| TO DO |
Scan the records below. List lines holding "nell".

| RECORDS SHOWN |

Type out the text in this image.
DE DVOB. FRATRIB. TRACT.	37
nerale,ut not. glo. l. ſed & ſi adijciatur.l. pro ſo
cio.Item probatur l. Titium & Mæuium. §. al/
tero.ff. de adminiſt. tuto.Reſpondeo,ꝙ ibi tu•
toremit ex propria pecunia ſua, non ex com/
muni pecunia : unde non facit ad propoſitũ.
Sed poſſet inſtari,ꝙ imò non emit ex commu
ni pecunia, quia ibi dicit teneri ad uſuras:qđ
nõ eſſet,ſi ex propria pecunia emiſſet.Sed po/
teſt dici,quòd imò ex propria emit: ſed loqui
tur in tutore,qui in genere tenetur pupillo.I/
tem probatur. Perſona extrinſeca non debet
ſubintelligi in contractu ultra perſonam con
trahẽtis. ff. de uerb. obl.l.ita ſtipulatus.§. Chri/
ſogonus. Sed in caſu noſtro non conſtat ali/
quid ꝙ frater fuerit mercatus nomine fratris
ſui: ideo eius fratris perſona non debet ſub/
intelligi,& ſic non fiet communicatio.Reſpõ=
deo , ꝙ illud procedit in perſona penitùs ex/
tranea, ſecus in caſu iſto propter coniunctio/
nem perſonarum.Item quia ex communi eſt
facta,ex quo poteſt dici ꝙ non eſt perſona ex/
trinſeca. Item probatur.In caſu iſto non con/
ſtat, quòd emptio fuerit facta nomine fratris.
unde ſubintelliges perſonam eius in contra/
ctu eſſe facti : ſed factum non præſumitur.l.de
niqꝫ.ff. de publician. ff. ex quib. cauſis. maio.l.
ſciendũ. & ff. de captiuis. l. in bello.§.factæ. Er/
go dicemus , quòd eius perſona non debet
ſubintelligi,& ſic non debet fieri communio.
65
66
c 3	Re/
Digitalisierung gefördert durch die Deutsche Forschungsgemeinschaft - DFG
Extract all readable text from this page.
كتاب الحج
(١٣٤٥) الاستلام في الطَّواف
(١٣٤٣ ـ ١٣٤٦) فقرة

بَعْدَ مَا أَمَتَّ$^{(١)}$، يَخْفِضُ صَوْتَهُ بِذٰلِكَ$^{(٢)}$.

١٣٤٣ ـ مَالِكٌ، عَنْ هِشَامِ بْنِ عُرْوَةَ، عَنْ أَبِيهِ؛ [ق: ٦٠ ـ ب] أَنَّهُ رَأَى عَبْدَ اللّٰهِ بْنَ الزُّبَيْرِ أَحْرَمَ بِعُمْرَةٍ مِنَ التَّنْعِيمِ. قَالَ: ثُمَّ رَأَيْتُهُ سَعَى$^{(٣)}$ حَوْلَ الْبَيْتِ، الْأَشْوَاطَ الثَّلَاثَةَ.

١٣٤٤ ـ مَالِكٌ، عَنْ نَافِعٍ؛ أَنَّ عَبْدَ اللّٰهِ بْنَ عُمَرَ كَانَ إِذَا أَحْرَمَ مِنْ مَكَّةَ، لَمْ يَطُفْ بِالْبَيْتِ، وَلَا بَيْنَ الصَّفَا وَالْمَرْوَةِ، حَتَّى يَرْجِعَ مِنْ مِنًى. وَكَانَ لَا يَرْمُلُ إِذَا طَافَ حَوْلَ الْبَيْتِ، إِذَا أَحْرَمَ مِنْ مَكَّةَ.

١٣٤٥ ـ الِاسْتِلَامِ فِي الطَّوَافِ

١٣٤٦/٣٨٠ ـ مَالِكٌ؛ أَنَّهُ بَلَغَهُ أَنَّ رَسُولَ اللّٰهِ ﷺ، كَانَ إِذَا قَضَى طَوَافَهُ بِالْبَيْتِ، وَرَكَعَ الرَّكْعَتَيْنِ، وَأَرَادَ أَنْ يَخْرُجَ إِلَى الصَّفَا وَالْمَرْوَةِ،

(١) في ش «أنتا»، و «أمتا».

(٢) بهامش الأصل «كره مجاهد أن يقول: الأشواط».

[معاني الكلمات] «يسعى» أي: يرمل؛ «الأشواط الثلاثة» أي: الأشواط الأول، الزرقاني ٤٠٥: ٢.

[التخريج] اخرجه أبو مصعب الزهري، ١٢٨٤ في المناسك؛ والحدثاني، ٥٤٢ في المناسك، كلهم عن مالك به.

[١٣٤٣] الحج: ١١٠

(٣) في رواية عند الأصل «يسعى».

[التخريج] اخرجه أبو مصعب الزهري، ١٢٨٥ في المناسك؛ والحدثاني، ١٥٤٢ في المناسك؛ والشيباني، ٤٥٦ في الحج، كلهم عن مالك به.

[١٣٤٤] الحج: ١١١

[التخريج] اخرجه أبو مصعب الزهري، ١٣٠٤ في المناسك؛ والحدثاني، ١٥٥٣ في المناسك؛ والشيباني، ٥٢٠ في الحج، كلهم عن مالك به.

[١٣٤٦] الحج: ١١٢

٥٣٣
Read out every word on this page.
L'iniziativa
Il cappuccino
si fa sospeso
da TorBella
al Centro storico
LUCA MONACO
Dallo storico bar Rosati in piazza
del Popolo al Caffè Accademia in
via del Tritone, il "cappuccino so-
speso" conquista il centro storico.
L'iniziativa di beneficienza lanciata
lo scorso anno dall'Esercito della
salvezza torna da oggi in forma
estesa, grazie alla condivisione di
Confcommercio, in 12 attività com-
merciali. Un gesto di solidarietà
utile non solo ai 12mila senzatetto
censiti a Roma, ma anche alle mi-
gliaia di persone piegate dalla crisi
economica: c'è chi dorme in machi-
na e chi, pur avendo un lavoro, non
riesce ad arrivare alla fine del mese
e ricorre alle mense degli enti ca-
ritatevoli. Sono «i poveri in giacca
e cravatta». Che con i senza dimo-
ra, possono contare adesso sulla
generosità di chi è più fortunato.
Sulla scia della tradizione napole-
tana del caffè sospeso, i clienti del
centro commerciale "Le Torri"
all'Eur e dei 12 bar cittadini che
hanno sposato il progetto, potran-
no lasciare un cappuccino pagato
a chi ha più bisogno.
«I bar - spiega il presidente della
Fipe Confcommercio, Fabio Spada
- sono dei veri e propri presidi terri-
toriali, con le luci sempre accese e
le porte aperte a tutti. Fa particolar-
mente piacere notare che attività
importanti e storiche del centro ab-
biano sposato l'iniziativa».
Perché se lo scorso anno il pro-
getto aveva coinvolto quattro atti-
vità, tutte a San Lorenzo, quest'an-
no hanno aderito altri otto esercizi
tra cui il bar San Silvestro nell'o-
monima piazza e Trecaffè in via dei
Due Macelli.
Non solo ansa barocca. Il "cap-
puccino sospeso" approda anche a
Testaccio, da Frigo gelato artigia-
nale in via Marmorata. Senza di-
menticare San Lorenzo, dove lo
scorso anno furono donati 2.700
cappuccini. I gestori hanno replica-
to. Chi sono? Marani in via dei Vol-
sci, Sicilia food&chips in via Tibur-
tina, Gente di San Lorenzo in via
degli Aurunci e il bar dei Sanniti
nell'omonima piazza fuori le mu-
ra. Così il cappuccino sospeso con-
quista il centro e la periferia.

| EXERCISE SOLUTION |
tra cui il bar San Silvestro nell'o-
nell'omonima piazza fuori le mu-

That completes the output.